___ Records provided
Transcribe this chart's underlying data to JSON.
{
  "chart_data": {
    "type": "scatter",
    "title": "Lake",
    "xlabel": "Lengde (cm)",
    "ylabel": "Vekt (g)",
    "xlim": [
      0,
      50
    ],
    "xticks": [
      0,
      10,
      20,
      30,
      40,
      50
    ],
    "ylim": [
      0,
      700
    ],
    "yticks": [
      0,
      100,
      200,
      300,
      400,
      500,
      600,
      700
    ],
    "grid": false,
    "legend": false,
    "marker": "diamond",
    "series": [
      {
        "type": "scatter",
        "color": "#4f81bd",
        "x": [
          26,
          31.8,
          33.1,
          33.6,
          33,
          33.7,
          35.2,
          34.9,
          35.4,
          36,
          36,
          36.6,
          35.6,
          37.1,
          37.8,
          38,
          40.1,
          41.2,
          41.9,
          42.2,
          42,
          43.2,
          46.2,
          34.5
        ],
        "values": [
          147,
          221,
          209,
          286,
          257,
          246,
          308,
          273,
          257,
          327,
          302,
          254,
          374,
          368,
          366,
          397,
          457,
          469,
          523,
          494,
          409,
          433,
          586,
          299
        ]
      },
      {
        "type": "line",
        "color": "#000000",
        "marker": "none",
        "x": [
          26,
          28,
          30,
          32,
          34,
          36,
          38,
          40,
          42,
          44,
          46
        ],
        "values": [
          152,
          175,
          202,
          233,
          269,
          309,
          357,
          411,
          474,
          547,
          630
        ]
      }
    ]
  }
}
______
- [Problem to work on]:
Copy out all of the data exactly, leaving nothing out.

- [Solution to the exercise]:
Transcribe this chart's underlying data to JSON.
{
  "chart_data": {
    "type": "scatter",
    "title": "Lake",
    "xlabel": "Lengde (cm)",
    "ylabel": "Vekt (g)",
    "xlim": [
      0,
      50
    ],
    "xticks": [
      0,
      10,
      20,
      30,
      40,
      50
    ],
    "ylim": [
      0,
      700
    ],
    "yticks": [
      0,
      100,
      200,
      300,
      400,
      500,
      600,
      700
    ],
    "grid": false,
    "legend": false,
    "marker": "diamond",
    "series": [
      {
        "type": "scatter",
        "color": "#4f81bd",
        "x": [
          26,
          31.8,
          33.1,
          33.6,
          33,
          33.7,
          35.2,
          34.9,
          35.4,
          36,
          36,
          36.6,
          35.6,
          37.1,
          37.8,
          38,
          40.1,
          41.2,
          41.9,
          42.2,
          42,
          43.2,
          46.2,
          34.5
        ],
        "values": [
          147,
          221,
          209,
          286,
          257,
          246,
          308,
          273,
          257,
          327,
          302,
          254,
          374,
          368,
          366,
          397,
          457,
          469,
          523,
          494,
          409,
          433,
          586,
          299
        ]
      },
      {
        "type": "line",
        "color": "#000000",
        "marker": "none",
        "x": [
          26,
          28,
          30,
          32,
          34,
          36,
          38,
          40,
          42,
          44,
          46
        ],
        "values": [
          152,
          175,
          202,
          233,
          269,
          309,
          357,
          411,
          474,
          547,
          630
        ]
      }
    ]
  }
}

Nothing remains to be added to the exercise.